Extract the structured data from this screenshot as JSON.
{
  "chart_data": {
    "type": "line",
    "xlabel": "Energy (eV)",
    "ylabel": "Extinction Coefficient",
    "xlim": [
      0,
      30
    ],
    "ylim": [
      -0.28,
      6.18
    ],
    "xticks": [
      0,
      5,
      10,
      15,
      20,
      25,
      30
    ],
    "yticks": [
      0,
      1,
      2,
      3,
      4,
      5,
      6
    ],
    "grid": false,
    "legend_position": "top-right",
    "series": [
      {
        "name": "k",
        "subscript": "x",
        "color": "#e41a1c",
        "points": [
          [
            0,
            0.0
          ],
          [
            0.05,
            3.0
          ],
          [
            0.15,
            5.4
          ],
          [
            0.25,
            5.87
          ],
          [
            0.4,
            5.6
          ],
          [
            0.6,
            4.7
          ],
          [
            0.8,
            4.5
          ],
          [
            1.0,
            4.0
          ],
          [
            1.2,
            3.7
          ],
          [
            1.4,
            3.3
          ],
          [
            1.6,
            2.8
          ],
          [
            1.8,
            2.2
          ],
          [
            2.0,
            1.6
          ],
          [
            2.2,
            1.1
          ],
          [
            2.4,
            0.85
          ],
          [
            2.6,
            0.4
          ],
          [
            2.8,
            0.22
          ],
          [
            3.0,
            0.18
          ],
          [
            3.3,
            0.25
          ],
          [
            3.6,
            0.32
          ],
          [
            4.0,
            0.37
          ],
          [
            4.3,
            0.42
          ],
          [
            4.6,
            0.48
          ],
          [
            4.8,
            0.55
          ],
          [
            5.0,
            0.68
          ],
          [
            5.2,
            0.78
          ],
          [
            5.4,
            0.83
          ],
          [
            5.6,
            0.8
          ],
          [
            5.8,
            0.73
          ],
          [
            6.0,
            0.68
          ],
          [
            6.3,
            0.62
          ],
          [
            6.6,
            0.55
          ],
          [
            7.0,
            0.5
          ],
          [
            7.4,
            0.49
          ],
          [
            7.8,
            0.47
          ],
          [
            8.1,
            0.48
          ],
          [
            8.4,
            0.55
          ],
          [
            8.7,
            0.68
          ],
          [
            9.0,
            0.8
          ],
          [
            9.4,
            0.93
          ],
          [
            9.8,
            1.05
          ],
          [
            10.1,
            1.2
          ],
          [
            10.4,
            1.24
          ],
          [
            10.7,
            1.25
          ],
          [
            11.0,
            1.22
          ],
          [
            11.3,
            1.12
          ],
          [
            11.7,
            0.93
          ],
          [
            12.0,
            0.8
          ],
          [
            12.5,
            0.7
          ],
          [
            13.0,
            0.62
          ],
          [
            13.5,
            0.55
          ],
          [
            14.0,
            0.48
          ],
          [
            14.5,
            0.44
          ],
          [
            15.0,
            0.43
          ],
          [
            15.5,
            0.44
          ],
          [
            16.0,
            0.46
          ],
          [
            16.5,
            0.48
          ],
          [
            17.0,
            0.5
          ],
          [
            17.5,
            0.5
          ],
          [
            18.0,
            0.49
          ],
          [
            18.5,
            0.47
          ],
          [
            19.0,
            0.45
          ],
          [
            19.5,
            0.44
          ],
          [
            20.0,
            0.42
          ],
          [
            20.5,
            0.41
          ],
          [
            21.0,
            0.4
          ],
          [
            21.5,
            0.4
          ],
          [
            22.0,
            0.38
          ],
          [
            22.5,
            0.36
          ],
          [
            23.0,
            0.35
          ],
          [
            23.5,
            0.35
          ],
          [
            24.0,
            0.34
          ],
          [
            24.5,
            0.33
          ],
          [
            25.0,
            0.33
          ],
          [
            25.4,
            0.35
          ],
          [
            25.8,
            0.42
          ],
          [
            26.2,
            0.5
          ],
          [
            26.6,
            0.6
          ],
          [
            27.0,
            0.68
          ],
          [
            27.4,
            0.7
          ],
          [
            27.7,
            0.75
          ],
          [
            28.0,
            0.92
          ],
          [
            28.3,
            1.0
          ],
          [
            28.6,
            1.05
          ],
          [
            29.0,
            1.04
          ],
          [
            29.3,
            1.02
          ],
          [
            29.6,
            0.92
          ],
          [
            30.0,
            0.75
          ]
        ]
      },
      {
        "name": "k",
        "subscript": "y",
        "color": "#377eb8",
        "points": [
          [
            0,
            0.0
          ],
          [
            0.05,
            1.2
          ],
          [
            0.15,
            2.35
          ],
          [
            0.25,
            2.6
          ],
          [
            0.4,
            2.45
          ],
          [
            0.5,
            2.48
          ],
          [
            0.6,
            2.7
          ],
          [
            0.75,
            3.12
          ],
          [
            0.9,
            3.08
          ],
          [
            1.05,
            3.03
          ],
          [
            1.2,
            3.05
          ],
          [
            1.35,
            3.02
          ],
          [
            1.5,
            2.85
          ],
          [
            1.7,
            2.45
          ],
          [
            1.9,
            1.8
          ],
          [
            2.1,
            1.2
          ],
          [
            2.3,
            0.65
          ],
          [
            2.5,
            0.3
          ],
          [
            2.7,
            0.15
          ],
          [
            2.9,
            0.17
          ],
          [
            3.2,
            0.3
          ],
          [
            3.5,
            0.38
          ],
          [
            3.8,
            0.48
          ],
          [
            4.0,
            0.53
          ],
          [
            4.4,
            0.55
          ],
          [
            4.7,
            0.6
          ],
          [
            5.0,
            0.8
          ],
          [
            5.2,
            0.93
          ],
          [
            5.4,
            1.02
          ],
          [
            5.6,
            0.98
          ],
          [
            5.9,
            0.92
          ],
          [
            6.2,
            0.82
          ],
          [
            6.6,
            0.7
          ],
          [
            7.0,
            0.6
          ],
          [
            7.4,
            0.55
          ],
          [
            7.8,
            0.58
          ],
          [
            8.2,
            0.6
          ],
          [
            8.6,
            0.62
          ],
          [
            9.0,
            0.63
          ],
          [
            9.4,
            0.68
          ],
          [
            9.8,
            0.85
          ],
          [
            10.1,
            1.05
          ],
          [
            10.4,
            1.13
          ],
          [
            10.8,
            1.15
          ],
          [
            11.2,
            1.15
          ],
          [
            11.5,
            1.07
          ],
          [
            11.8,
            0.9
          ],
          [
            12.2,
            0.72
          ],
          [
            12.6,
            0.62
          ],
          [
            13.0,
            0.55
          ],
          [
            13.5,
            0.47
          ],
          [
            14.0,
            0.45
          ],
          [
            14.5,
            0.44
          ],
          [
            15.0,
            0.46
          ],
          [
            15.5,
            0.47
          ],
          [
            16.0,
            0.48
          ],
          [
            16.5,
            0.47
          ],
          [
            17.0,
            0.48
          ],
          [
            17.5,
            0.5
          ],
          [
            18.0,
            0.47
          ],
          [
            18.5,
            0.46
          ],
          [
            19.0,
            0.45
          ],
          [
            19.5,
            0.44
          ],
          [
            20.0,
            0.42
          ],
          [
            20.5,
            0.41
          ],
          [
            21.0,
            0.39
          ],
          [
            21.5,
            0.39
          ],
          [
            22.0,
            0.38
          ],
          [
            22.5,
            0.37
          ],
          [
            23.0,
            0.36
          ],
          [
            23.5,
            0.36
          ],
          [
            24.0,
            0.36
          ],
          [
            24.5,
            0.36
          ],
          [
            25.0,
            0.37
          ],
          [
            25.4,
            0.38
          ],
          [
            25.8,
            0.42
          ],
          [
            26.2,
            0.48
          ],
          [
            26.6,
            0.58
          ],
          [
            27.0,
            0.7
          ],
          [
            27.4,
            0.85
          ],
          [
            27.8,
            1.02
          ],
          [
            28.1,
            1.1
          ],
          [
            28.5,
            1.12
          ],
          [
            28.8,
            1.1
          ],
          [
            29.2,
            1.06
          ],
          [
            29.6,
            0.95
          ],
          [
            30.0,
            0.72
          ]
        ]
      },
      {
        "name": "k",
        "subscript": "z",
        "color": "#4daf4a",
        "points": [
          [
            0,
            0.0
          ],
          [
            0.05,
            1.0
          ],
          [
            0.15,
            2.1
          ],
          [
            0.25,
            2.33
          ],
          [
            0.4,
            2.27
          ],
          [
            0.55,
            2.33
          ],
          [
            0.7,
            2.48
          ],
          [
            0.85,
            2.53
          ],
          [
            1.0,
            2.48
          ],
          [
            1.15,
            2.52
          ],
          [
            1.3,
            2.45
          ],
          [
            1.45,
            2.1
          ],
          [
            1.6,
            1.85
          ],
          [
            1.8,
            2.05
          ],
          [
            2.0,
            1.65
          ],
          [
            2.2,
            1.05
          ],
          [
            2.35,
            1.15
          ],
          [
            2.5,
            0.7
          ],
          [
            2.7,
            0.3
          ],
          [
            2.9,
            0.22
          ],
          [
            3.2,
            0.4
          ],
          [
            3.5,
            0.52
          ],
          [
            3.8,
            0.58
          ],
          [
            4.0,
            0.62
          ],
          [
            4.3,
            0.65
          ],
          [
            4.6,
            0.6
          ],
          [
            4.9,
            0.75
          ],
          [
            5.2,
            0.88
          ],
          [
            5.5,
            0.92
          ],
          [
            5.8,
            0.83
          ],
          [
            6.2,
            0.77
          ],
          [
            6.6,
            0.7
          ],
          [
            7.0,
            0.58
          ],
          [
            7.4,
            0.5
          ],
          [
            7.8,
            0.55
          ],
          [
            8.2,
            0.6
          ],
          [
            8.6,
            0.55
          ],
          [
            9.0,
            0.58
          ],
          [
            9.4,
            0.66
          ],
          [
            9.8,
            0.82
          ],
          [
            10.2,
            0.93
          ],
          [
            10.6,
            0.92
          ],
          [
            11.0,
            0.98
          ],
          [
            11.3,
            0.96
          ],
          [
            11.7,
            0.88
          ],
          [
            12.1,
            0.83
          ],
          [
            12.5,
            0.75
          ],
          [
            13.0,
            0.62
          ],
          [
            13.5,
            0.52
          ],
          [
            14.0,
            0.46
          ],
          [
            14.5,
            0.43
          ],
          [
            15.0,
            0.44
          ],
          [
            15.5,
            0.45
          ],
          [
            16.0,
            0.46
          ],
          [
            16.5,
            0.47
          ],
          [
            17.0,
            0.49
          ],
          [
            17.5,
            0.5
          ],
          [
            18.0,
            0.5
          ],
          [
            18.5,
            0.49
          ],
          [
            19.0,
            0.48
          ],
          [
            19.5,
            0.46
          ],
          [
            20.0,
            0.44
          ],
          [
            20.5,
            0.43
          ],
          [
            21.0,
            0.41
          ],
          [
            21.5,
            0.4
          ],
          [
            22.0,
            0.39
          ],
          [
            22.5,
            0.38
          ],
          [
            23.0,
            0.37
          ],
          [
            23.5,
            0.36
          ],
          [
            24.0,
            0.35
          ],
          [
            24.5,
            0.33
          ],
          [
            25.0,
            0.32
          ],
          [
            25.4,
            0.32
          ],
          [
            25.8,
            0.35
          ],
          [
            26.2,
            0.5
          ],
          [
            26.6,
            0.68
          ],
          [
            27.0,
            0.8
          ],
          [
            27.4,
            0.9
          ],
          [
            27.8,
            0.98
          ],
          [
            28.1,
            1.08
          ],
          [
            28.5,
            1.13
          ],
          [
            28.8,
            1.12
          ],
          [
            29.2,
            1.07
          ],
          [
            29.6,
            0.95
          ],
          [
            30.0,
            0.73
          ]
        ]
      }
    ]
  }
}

══════

For each line of the listing that holds the word "subscript", show that line.

        "subscript": "x",
        "subscript": "y",
        "subscript": "z",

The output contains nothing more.